PROBLEM REQUIREMENTS:
Pick out each line with the word "förskola" from the material that follows.

(Collection entries)
━━━━━━━━━━
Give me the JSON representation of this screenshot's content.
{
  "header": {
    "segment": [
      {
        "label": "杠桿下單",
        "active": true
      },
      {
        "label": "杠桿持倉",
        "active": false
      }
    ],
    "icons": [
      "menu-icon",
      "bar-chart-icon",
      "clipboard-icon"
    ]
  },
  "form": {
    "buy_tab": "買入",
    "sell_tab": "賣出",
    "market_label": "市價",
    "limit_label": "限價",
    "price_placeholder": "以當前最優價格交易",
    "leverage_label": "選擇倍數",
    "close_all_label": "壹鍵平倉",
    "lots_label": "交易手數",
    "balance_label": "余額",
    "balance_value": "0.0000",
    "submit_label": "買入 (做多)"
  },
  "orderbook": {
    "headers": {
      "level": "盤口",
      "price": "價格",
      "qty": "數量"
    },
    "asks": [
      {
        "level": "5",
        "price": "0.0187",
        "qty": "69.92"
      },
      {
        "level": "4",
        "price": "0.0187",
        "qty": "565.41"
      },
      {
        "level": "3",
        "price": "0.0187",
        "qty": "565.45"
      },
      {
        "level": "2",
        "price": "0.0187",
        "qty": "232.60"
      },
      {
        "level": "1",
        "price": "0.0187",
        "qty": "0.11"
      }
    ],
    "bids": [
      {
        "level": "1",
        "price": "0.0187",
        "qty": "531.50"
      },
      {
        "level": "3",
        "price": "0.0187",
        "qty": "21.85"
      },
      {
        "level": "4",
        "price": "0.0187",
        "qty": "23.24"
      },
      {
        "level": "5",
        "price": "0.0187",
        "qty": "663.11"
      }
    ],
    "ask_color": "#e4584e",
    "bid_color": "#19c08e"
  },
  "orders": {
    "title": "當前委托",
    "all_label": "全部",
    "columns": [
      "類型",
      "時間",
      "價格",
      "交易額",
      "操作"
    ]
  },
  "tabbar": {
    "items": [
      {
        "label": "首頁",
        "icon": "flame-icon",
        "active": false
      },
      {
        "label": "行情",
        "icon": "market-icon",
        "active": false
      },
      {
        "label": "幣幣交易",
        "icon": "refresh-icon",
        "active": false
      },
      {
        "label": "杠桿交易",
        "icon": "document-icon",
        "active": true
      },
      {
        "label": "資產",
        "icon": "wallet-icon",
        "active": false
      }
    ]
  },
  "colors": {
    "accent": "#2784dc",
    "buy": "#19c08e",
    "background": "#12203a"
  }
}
━━━━━━━━━━
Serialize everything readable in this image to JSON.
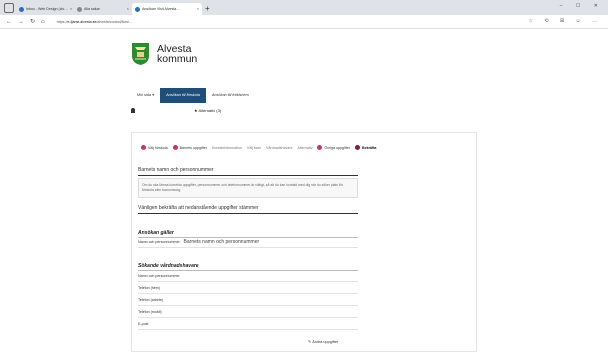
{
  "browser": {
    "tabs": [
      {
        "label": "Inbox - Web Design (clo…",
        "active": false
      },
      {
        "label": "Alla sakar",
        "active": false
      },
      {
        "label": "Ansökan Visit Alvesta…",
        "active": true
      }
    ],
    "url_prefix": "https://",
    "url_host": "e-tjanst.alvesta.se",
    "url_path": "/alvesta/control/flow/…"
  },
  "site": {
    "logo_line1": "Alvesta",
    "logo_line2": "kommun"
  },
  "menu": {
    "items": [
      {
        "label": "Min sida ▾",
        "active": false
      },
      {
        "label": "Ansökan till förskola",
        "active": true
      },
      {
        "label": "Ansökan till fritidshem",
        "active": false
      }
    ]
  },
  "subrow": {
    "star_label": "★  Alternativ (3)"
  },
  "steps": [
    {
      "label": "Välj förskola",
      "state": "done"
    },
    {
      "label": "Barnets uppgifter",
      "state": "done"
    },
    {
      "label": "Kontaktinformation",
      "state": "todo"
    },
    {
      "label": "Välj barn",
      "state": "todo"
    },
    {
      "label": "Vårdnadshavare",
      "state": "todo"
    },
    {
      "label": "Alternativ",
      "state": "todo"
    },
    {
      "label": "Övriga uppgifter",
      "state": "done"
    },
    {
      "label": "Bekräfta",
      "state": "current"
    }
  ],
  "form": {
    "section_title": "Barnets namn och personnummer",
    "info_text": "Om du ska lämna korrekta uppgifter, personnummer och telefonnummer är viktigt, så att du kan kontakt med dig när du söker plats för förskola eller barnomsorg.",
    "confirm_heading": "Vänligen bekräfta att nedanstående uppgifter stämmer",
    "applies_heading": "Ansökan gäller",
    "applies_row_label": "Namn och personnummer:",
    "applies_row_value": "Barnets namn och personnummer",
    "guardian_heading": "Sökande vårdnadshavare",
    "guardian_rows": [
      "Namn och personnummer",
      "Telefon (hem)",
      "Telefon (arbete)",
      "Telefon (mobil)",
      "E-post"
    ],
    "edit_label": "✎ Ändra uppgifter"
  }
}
━━━━━━━━━━
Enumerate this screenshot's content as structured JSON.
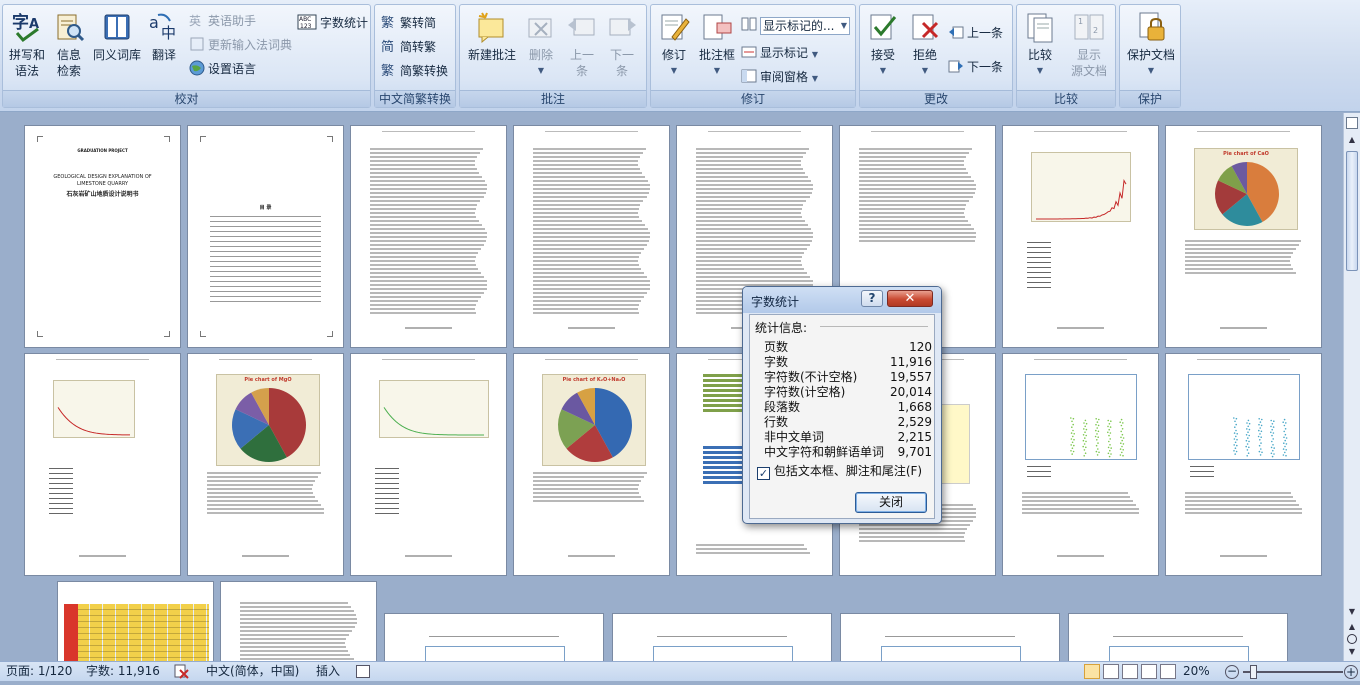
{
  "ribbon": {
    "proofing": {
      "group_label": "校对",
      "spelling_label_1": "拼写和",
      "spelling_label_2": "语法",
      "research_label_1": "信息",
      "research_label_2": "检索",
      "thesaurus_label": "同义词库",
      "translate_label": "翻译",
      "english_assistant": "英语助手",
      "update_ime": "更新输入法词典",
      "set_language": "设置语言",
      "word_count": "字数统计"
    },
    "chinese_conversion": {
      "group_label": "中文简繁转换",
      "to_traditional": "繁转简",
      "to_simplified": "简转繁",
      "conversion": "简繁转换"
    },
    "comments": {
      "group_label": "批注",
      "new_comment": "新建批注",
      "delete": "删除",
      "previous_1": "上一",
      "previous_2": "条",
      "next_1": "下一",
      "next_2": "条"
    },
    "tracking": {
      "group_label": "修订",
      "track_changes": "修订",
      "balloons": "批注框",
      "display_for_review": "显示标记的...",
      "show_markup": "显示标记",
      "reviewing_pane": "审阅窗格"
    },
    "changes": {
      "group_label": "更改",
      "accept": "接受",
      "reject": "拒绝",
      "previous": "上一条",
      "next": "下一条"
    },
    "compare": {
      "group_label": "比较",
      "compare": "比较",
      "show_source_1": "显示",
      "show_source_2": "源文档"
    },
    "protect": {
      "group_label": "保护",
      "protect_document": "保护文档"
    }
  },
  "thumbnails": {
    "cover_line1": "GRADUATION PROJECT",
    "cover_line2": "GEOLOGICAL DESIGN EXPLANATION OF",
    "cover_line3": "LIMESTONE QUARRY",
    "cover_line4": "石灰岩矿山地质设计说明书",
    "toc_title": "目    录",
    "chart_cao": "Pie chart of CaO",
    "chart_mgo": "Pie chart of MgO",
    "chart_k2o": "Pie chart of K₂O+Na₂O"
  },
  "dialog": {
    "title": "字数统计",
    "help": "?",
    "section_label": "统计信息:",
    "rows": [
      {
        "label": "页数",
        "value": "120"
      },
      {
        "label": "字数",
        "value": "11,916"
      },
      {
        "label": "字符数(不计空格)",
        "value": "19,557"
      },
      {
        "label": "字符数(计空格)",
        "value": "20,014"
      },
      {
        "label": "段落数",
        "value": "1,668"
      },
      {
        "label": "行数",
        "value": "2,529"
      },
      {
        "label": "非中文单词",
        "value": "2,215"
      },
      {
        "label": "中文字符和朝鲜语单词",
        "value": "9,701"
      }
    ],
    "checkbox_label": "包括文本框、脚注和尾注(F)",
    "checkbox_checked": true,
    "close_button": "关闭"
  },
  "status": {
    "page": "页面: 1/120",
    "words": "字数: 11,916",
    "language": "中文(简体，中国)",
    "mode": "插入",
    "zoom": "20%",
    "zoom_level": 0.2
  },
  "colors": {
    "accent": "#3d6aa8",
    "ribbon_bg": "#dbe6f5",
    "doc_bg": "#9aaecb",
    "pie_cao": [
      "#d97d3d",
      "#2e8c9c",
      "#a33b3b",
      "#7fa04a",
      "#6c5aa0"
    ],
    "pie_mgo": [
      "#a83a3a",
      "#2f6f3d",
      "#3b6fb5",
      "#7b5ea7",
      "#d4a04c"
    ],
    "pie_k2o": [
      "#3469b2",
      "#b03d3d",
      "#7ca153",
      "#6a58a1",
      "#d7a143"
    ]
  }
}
━━━━━━━━━━
TASK RESPONSE:
        "label": "Ansökan till förskola",
      "label": "Välj förskola",
    "info_text": "Om du ska lämna korrekta uppgifter, personnummer och telefonnummer är viktigt, så att du kan kontakt med dig när du söker plats för förskola eller barnomsorg.",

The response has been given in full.